[Data for this task]:
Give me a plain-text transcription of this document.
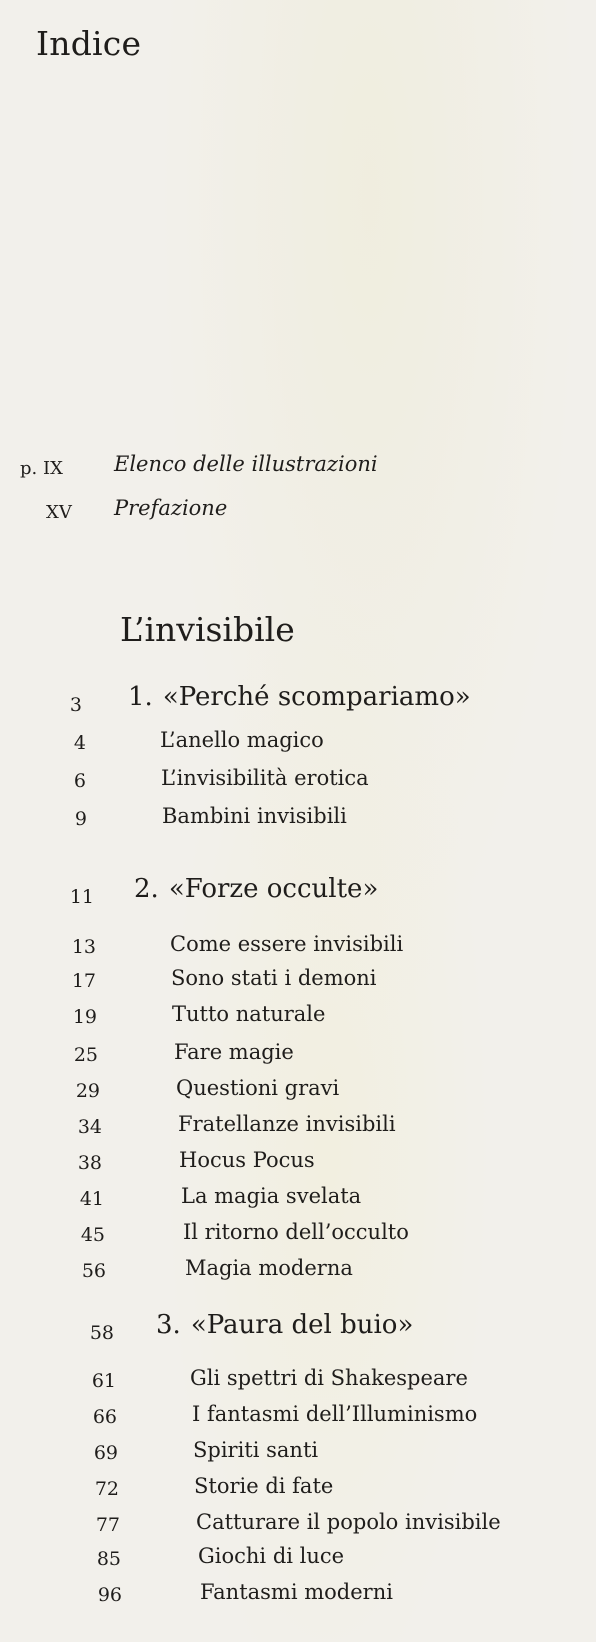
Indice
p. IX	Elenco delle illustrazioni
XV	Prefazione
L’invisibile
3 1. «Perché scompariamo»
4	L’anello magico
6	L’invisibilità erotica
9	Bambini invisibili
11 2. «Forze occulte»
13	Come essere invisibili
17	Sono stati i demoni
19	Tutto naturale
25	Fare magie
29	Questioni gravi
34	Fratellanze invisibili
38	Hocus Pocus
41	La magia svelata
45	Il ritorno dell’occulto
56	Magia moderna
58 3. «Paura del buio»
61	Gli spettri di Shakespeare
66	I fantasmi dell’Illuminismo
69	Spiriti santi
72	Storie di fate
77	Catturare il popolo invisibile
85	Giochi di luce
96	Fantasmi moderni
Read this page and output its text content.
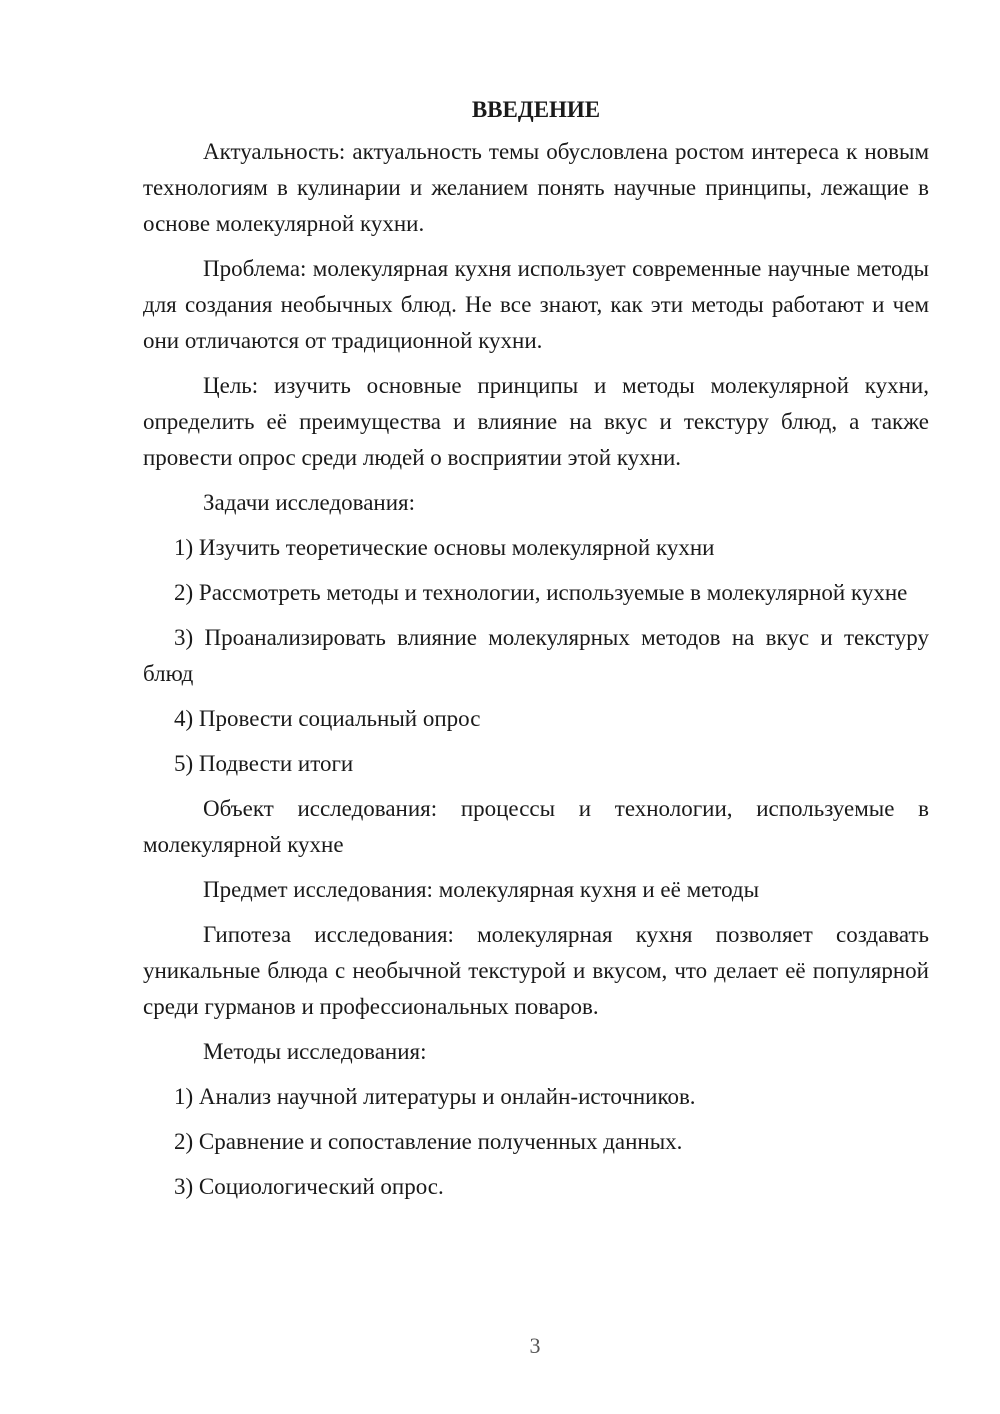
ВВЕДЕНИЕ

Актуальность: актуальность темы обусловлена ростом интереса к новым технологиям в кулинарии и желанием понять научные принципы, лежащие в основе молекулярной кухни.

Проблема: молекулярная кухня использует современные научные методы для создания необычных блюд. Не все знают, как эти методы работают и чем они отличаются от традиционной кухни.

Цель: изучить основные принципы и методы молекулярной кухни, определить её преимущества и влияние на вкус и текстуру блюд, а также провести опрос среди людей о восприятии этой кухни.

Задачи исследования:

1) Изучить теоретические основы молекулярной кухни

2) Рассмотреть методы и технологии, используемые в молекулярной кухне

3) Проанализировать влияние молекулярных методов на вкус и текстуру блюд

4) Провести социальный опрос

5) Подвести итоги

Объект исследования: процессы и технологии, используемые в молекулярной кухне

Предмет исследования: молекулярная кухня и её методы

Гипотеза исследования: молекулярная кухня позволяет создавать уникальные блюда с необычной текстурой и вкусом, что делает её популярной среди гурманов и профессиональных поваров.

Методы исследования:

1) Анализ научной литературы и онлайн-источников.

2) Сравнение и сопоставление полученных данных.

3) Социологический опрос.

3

[Given problem]:
Leave out the pictures and copy every record above exactly.

[Written solution]:
Give me a plain-text transcription of this document.
Indice
p. IX	Elenco delle illustrazioni
XV	Prefazione
L’invisibile
3 1. «Perché scompariamo»
4	L’anello magico
6	L’invisibilità erotica
9	Bambini invisibili
11 2. «Forze occulte»
13	Come essere invisibili
17	Sono stati i demoni
19	Tutto naturale
25	Fare magie
29	Questioni gravi
34	Fratellanze invisibili
38	Hocus Pocus
41	La magia svelata
45	Il ritorno dell’occulto
56	Magia moderna
58 3. «Paura del buio»
61	Gli spettri di Shakespeare
66	I fantasmi dell’Illuminismo
69	Spiriti santi
72	Storie di fate
77	Catturare il popolo invisibile
85	Giochi di luce
96	Fantasmi moderni
Read this page and output its text content.
ВВЕДЕНИЕ

Актуальность: актуальность темы обусловлена ростом интереса к новым технологиям в кулинарии и желанием понять научные принципы, лежащие в основе молекулярной кухни.

Проблема: молекулярная кухня использует современные научные методы для создания необычных блюд. Не все знают, как эти методы работают и чем они отличаются от традиционной кухни.

Цель: изучить основные принципы и методы молекулярной кухни, определить её преимущества и влияние на вкус и текстуру блюд, а также провести опрос среди людей о восприятии этой кухни.

Задачи исследования:

1) Изучить теоретические основы молекулярной кухни

2) Рассмотреть методы и технологии, используемые в молекулярной кухне

3) Проанализировать влияние молекулярных методов на вкус и текстуру блюд

4) Провести социальный опрос

5) Подвести итоги

Объект исследования: процессы и технологии, используемые в молекулярной кухне

Предмет исследования: молекулярная кухня и её методы

Гипотеза исследования: молекулярная кухня позволяет создавать уникальные блюда с необычной текстурой и вкусом, что делает её популярной среди гурманов и профессиональных поваров.

Методы исследования:

1) Анализ научной литературы и онлайн-источников.

2) Сравнение и сопоставление полученных данных.

3) Социологический опрос.

3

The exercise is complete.